▶ _Brief_: Take each line containing the word "size" and copy it.

>> BEGIN Record excerpts

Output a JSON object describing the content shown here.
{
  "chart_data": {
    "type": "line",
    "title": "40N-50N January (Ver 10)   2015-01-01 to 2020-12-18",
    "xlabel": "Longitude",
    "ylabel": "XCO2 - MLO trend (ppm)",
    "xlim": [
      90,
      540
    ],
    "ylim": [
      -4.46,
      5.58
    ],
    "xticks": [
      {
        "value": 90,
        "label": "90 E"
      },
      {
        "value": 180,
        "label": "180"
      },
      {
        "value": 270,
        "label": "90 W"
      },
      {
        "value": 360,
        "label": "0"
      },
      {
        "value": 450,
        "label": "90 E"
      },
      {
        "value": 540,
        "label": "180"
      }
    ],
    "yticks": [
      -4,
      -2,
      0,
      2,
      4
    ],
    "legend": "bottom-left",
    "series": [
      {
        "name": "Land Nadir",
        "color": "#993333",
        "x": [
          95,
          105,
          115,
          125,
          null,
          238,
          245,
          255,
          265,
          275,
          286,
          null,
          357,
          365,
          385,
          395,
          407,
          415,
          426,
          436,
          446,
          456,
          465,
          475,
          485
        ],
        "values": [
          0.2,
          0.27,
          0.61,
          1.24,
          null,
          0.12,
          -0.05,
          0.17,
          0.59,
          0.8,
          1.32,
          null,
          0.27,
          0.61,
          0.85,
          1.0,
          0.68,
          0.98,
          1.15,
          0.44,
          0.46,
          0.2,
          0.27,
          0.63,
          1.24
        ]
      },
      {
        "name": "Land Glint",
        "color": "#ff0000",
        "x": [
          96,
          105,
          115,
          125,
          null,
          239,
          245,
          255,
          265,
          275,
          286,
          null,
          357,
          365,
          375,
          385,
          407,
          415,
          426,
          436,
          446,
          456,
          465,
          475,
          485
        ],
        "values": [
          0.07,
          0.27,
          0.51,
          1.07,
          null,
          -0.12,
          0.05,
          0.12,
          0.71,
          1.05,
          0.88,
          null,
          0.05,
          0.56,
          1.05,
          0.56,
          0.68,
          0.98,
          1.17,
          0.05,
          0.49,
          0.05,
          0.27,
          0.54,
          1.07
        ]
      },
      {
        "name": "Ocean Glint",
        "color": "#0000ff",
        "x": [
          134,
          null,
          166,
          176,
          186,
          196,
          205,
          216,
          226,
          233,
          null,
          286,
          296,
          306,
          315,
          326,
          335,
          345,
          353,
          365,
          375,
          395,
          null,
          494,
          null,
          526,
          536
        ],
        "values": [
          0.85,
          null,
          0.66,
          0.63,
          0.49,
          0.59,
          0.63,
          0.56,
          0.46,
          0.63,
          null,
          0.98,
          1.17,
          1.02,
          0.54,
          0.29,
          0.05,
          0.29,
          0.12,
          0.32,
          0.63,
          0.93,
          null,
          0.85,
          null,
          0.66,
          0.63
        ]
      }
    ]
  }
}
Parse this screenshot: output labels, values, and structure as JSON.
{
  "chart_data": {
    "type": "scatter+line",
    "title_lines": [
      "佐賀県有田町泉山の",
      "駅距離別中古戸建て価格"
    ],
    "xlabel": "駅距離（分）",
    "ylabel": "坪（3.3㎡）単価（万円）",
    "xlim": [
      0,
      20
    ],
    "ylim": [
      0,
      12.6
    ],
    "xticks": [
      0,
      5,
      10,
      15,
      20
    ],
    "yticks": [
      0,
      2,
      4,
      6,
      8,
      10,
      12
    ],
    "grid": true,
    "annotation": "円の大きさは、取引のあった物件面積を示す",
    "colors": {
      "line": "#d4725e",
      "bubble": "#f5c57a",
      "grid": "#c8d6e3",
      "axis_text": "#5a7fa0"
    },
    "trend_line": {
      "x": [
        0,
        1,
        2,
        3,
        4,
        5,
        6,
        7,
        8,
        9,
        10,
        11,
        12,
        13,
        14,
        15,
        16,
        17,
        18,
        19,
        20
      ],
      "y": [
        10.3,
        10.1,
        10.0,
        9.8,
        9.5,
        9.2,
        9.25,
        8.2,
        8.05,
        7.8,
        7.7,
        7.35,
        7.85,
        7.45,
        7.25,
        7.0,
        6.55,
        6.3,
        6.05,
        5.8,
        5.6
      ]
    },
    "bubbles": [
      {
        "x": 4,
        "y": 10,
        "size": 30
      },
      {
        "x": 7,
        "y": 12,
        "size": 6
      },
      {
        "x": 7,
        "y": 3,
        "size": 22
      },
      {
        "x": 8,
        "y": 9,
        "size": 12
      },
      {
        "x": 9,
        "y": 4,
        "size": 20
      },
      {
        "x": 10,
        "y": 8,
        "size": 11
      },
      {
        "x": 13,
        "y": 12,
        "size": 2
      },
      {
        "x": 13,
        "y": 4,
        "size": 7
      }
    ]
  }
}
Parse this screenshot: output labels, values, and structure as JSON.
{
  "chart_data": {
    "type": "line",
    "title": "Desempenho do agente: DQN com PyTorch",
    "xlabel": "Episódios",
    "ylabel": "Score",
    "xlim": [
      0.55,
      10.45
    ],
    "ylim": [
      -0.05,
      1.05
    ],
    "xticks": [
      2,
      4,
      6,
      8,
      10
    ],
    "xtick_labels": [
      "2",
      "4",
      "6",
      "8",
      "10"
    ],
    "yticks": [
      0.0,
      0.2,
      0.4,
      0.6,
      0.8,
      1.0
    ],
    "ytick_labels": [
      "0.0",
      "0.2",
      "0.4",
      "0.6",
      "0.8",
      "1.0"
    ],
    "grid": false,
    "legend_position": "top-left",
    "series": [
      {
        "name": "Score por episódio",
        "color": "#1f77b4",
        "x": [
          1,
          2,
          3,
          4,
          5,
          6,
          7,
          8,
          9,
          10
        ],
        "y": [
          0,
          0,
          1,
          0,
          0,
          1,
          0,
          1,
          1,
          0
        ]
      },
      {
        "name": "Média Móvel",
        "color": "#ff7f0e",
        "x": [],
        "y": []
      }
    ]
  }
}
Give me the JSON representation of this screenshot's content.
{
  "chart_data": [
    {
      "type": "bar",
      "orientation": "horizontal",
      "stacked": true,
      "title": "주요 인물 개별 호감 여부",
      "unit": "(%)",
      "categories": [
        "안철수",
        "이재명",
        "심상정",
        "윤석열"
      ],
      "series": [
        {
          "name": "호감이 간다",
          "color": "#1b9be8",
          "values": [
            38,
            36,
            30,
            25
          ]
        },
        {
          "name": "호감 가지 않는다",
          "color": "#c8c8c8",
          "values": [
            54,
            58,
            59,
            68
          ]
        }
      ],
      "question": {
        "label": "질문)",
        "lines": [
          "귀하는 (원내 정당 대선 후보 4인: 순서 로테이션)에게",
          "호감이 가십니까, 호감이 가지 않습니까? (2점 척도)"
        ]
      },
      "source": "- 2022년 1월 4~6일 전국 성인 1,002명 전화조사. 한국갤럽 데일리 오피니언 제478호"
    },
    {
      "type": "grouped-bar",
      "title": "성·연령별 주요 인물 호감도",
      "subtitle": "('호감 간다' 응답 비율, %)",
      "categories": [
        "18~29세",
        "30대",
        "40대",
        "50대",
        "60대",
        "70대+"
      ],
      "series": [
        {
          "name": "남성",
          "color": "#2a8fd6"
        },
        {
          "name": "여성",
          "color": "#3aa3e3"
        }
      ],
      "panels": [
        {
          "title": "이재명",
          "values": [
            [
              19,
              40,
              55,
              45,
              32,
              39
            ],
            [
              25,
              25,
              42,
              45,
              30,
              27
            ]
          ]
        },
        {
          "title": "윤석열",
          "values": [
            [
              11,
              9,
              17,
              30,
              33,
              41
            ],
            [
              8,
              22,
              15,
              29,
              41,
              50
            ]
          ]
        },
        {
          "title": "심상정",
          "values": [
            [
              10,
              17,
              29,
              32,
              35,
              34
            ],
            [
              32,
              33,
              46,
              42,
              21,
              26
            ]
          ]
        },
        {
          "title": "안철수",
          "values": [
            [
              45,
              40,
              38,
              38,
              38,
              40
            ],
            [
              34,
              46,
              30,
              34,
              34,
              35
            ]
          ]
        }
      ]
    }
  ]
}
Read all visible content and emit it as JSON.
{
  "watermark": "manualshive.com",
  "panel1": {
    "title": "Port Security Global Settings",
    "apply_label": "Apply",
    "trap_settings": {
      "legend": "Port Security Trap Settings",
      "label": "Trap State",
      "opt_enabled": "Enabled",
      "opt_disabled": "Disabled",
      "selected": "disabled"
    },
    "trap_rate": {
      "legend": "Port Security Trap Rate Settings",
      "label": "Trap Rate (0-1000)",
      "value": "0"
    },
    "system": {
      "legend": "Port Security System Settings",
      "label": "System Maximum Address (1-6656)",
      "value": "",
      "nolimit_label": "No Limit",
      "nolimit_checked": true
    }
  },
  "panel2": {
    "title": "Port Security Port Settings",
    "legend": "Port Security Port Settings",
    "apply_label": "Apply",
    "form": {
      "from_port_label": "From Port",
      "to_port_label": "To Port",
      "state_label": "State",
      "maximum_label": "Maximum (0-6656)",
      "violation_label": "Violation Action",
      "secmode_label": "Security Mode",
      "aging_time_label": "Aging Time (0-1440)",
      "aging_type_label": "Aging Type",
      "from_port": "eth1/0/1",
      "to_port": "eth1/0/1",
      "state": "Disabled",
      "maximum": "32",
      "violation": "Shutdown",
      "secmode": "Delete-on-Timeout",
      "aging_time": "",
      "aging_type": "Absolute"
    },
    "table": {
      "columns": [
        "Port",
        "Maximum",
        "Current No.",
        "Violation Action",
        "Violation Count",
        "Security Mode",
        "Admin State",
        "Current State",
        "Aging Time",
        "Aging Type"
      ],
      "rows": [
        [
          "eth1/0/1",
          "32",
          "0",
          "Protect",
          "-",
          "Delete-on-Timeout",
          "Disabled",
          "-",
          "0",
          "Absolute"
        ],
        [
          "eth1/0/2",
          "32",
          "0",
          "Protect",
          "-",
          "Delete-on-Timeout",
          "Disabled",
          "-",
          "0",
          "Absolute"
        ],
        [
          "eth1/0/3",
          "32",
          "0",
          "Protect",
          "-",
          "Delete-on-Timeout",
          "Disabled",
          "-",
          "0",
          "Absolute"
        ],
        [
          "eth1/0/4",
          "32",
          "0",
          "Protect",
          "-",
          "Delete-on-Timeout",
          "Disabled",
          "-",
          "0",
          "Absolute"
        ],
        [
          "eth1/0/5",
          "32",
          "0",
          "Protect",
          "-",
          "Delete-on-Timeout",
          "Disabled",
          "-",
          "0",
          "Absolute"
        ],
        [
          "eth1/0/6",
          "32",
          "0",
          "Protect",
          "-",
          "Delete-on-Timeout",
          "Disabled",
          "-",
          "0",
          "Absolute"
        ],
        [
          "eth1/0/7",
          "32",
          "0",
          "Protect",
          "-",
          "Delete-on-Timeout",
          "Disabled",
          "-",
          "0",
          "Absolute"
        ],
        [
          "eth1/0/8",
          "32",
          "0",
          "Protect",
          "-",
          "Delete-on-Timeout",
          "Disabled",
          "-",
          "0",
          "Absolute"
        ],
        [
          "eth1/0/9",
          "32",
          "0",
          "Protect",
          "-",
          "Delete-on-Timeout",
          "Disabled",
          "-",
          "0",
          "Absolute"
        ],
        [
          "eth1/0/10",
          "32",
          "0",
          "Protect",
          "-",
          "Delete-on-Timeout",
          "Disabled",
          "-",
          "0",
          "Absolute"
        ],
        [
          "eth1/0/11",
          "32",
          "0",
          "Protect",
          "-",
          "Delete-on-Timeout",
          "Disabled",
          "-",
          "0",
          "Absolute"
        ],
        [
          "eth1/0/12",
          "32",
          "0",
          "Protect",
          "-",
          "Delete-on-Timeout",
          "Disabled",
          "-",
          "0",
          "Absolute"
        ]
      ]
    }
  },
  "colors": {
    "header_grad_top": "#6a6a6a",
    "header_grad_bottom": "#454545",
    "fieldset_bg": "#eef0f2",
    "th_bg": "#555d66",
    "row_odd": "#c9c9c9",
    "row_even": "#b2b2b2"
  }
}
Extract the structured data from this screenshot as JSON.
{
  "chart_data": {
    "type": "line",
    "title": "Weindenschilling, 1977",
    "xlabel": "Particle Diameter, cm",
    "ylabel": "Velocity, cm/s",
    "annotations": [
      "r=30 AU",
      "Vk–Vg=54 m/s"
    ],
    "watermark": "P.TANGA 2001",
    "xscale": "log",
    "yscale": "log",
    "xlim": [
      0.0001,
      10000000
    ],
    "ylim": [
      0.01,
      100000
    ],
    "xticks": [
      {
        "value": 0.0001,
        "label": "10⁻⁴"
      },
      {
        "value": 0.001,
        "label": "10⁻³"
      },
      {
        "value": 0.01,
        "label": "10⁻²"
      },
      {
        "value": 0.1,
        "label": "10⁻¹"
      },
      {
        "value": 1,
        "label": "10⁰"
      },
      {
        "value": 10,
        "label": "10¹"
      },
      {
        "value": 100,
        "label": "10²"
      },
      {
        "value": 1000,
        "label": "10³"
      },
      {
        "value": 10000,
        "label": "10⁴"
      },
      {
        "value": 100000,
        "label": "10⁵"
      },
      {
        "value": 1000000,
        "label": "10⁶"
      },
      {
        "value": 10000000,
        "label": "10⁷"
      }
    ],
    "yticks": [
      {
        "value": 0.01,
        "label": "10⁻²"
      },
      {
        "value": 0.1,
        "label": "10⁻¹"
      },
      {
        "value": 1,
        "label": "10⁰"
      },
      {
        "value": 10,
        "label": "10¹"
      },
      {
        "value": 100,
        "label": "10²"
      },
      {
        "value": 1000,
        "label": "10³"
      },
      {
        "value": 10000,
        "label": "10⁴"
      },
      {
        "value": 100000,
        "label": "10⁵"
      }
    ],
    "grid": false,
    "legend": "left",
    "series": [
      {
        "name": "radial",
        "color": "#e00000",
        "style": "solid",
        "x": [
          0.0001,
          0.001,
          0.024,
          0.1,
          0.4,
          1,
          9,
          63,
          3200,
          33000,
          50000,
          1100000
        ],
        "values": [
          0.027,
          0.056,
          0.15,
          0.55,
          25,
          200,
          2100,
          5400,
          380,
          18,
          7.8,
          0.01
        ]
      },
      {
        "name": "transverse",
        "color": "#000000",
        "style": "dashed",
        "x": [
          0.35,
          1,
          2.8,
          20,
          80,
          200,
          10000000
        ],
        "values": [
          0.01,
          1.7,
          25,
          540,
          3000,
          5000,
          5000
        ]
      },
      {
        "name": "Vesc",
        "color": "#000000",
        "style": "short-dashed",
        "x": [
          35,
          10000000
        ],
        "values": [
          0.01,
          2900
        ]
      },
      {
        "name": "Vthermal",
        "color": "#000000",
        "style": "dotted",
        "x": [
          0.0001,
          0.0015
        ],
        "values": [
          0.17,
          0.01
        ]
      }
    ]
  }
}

>> END Record excerpts

▶ _Task answer_:
        "size": 30
        "size": 6
        "size": 22
        "size": 12
        "size": 20
        "size": 11
        "size": 2
        "size": 7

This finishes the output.